### Exercise prompt
Look below for the line containing "Give me the JSON data", then write out that line and every line after it to the end, exactly, minus the pictures.

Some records
########
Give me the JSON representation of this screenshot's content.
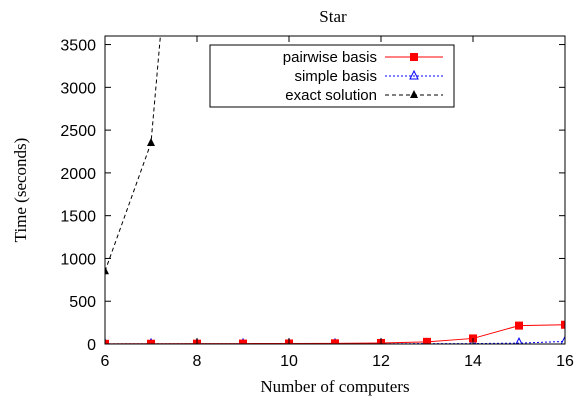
{
  "chart_data": {
    "type": "line",
    "title": "Star",
    "xlabel": "Number of computers",
    "ylabel": "Time (seconds)",
    "xlim": [
      6,
      16
    ],
    "ylim": [
      0,
      3600
    ],
    "xticks": [
      6,
      8,
      10,
      12,
      14,
      16
    ],
    "yticks": [
      0,
      500,
      1000,
      1500,
      2000,
      2500,
      3000,
      3500
    ],
    "grid": false,
    "legend_position": "top-center",
    "series": [
      {
        "name": "pairwise basis",
        "color": "#ff0000",
        "line_style": "solid",
        "marker": "filled-square",
        "x": [
          6,
          7,
          8,
          9,
          10,
          11,
          12,
          13,
          14,
          15,
          16
        ],
        "y": [
          2,
          3,
          4,
          5,
          6,
          8,
          12,
          25,
          65,
          215,
          225
        ]
      },
      {
        "name": "simple basis",
        "color": "#0000ff",
        "line_style": "dotted",
        "marker": "open-triangle",
        "x": [
          6,
          7,
          8,
          9,
          10,
          11,
          12,
          13,
          14,
          15,
          16
        ],
        "y": [
          1,
          1,
          1,
          1,
          2,
          2,
          3,
          4,
          5,
          10,
          30
        ]
      },
      {
        "name": "exact solution",
        "color": "#000000",
        "line_style": "dashed",
        "marker": "filled-triangle",
        "x": [
          6,
          7,
          7.4
        ],
        "y": [
          850,
          2350,
          4800
        ]
      }
    ]
  }
}
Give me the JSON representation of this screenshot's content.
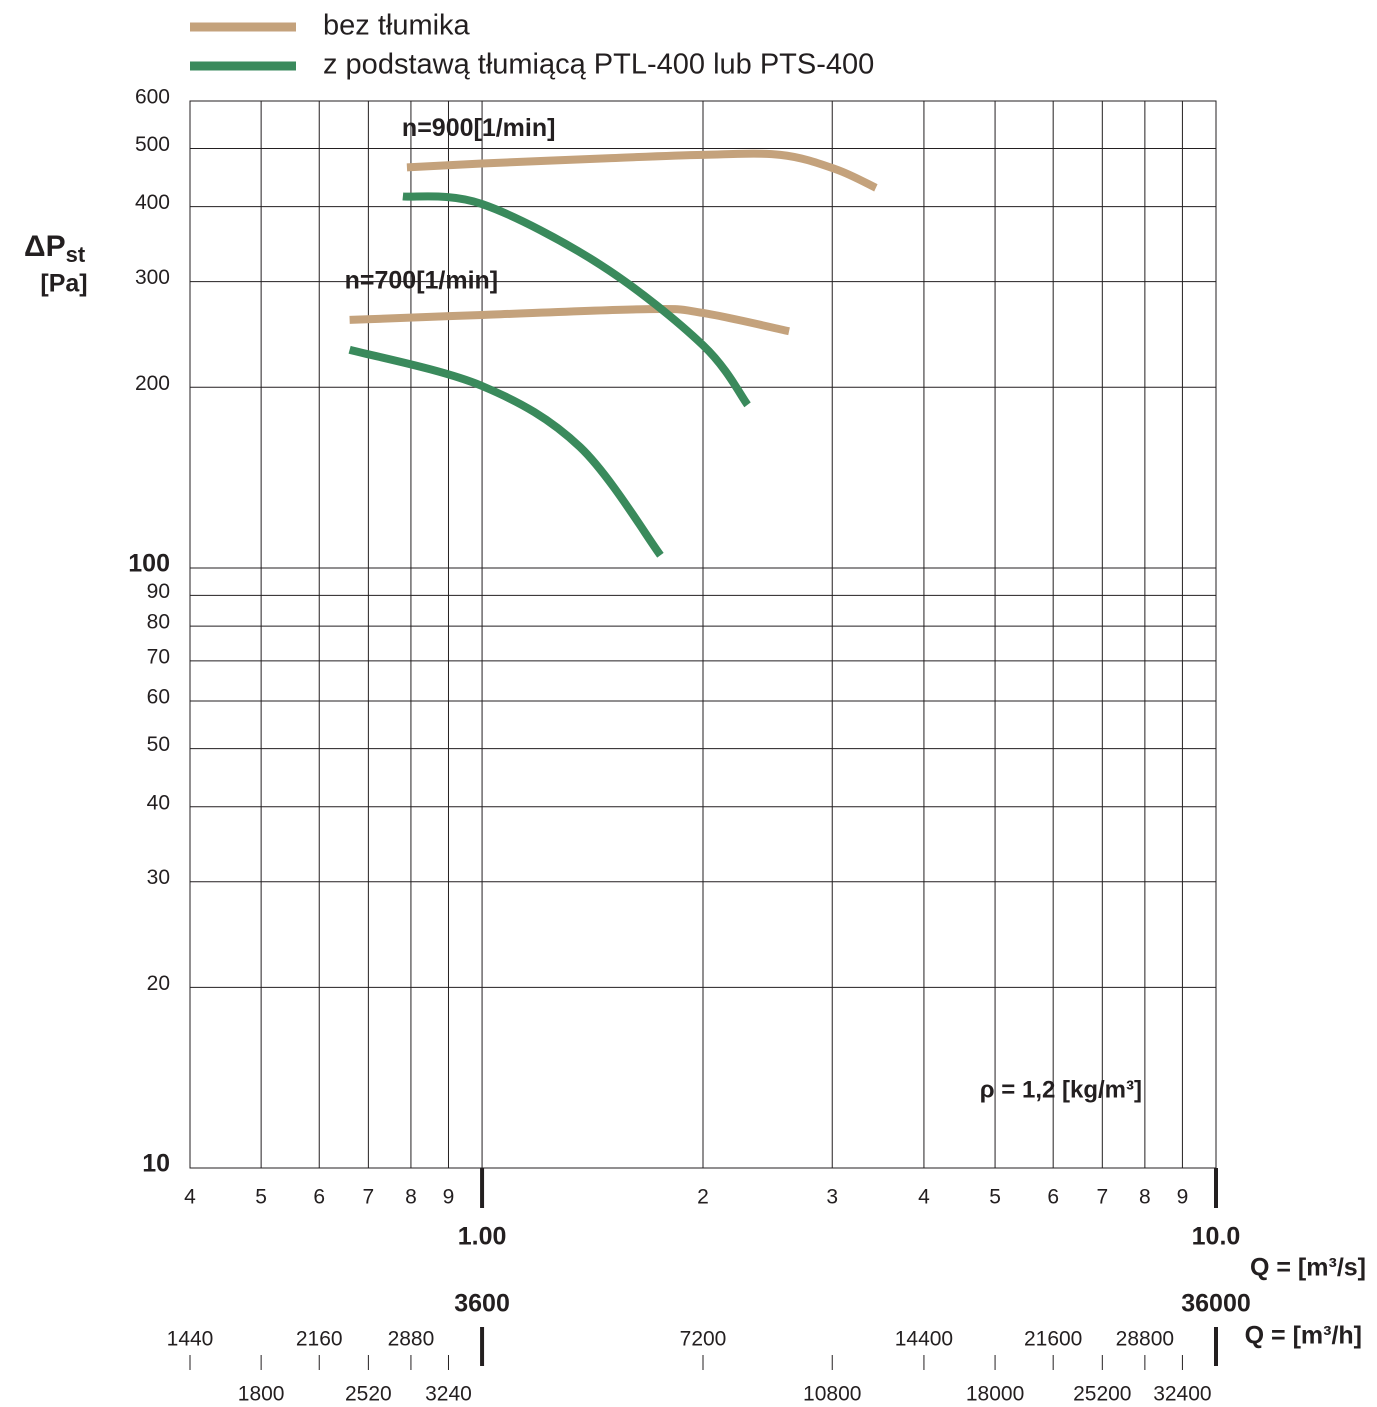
{
  "chart_data": {
    "type": "line",
    "ylabel": "ΔP",
    "ylabel_sub": "st",
    "ylabel_unit": "[Pa]",
    "xlabel": "Q = [m³/s]",
    "x2label": "Q = [m³/h]",
    "annotation": "ρ = 1,2 [kg/m³]",
    "log_scale": true,
    "grid": true,
    "xlim": [
      0.4,
      10
    ],
    "xticks": [
      {
        "value": 0.4,
        "label": "4"
      },
      {
        "value": 0.5,
        "label": "5"
      },
      {
        "value": 0.6,
        "label": "6"
      },
      {
        "value": 0.7,
        "label": "7"
      },
      {
        "value": 0.8,
        "label": "8"
      },
      {
        "value": 0.9,
        "label": "9"
      },
      {
        "value": 1,
        "label": "1.00"
      },
      2,
      3,
      4,
      5,
      6,
      7,
      8,
      9,
      {
        "value": 10,
        "label": "10.0"
      }
    ],
    "x2lim": [
      1440,
      36000
    ],
    "x2ticks": [
      1440,
      1800,
      2160,
      2520,
      2880,
      3240,
      3600,
      7200,
      10800,
      14400,
      18000,
      21600,
      25200,
      28800,
      32400,
      36000
    ],
    "ylim": [
      10,
      600
    ],
    "yticks": [
      10,
      20,
      30,
      40,
      50,
      60,
      70,
      80,
      90,
      100,
      200,
      300,
      400,
      500,
      600
    ],
    "series": [
      {
        "name": "bez tłumika",
        "color": "#c4a27c",
        "curves": [
          {
            "label": "n=900[1/min]",
            "x": [
              0.79,
              1.0,
              1.5,
              2.0,
              2.55,
              3.03,
              3.44
            ],
            "values": [
              465,
              472,
              482,
              488,
              488,
              462,
              430
            ]
          },
          {
            "label": "n=700[1/min]",
            "x": [
              0.66,
              1.0,
              1.69,
              2.0,
              2.62
            ],
            "values": [
              259,
              264,
              270,
              266,
              248
            ]
          }
        ]
      },
      {
        "name": "z podstawą tłumiącą PTL-400 lub PTS-400",
        "color": "#3a8a5c",
        "curves": [
          {
            "x": [
              0.78,
              1.0,
              1.45,
              2.0,
              2.3
            ],
            "values": [
              416,
              404,
              320,
              235,
              187
            ]
          },
          {
            "x": [
              0.66,
              1.0,
              1.36,
              1.75
            ],
            "values": [
              231,
              201,
              159,
              105
            ]
          }
        ]
      }
    ]
  }
}
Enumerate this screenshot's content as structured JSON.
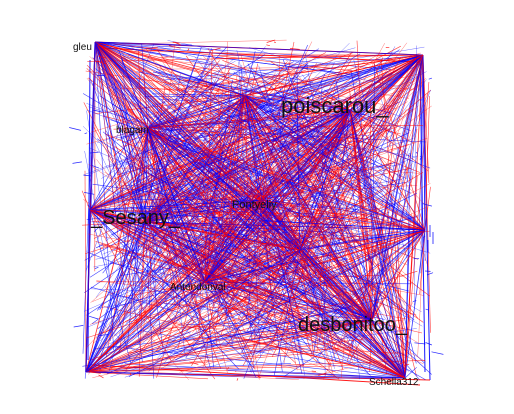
{
  "graph": {
    "edge_colors": [
      "#ff0000",
      "#0000ff"
    ],
    "background": "#ffffff",
    "label_color": "#111111",
    "hubs": [
      {
        "id": "gleu",
        "label": "gleu"
      },
      {
        "id": "poiscarou",
        "label": "poiscarou_"
      },
      {
        "id": "blagam",
        "label": "blagam"
      },
      {
        "id": "sesany",
        "label": "_Sesany_"
      },
      {
        "id": "center",
        "label": "Pontyeliy"
      },
      {
        "id": "lower",
        "label": "Antendonval"
      },
      {
        "id": "desbonitoo",
        "label": "desbonitoo_"
      },
      {
        "id": "schella",
        "label": "Schella312"
      }
    ]
  }
}
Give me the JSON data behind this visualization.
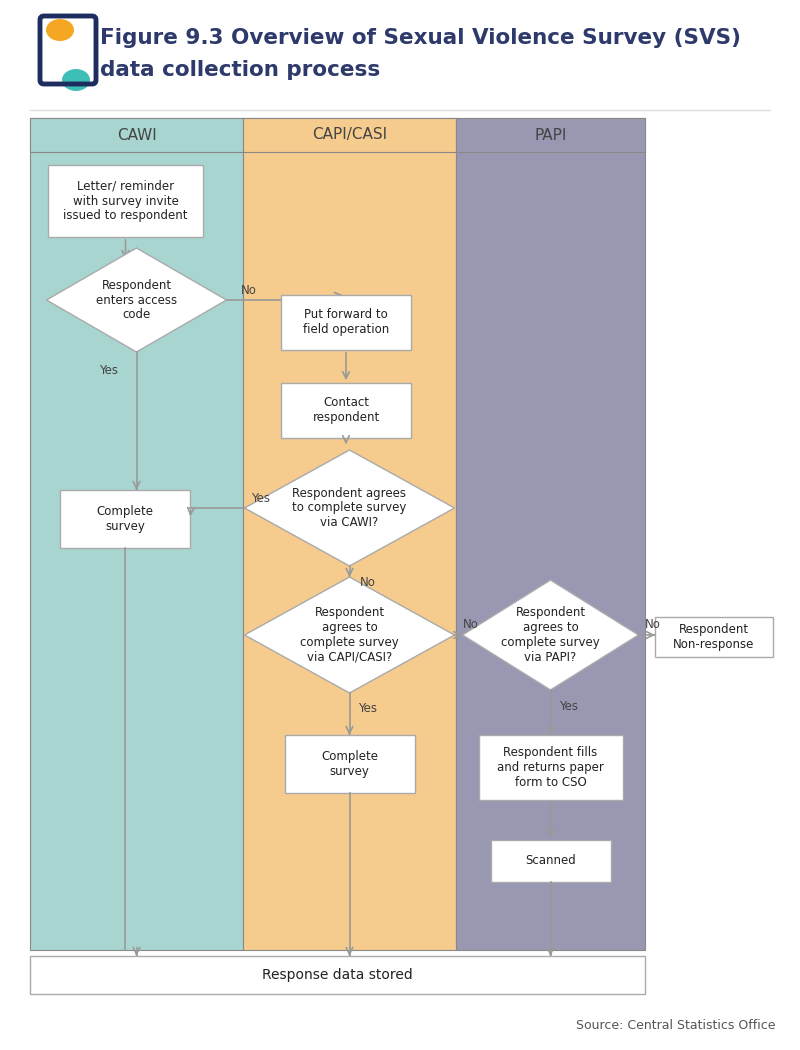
{
  "title_line1": "Figure 9.3 Overview of Sexual Violence Survey (SVS)",
  "title_line2": "data collection process",
  "title_color": "#2d3a6b",
  "col_headers": [
    "CAWI",
    "CAPI/CASI",
    "PAPI"
  ],
  "col_bg_colors": [
    "#a8d5cf",
    "#f5cb8e",
    "#9898b2"
  ],
  "arrow_color": "#999999",
  "source_text": "Source: Central Statistics Office",
  "bottom_box_text": "Response data stored",
  "nonresponse_text": "Respondent\nNon-response"
}
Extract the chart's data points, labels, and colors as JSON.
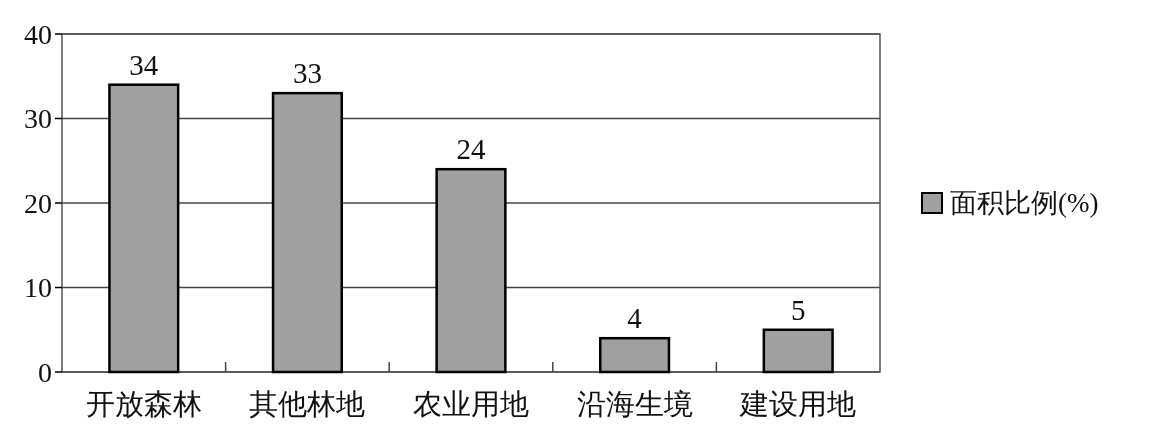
{
  "chart_data": {
    "type": "bar",
    "categories": [
      "开放森林",
      "其他林地",
      "农业用地",
      "沿海生境",
      "建设用地"
    ],
    "series": [
      {
        "name": "面积比例(%)",
        "color": "#a0a0a0",
        "values": [
          34,
          33,
          24,
          4,
          5
        ]
      }
    ],
    "ylim": [
      0,
      40
    ],
    "yticks": [
      0,
      10,
      20,
      30,
      40
    ],
    "grid": "y",
    "legend": "right",
    "data_labels": true
  }
}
########
### Answer to this problem
Give me the JSON data behind this visualization.
{
  "title_line1": "Figure 9.3 Overview of Sexual Violence Survey (SVS)",
  "title_line2": "data collection process",
  "title_color": "#2d3a6b",
  "col_headers": [
    "CAWI",
    "CAPI/CASI",
    "PAPI"
  ],
  "col_bg_colors": [
    "#a8d5cf",
    "#f5cb8e",
    "#9898b2"
  ],
  "arrow_color": "#999999",
  "source_text": "Source: Central Statistics Office",
  "bottom_box_text": "Response data stored",
  "nonresponse_text": "Respondent\nNon-response"
}
Extract the chart's data points, labels, and colors as JSON.
{
  "chart_data": {
    "type": "bar",
    "categories": [
      "开放森林",
      "其他林地",
      "农业用地",
      "沿海生境",
      "建设用地"
    ],
    "series": [
      {
        "name": "面积比例(%)",
        "color": "#a0a0a0",
        "values": [
          34,
          33,
          24,
          4,
          5
        ]
      }
    ],
    "ylim": [
      0,
      40
    ],
    "yticks": [
      0,
      10,
      20,
      30,
      40
    ],
    "grid": "y",
    "legend": "right",
    "data_labels": true
  }
}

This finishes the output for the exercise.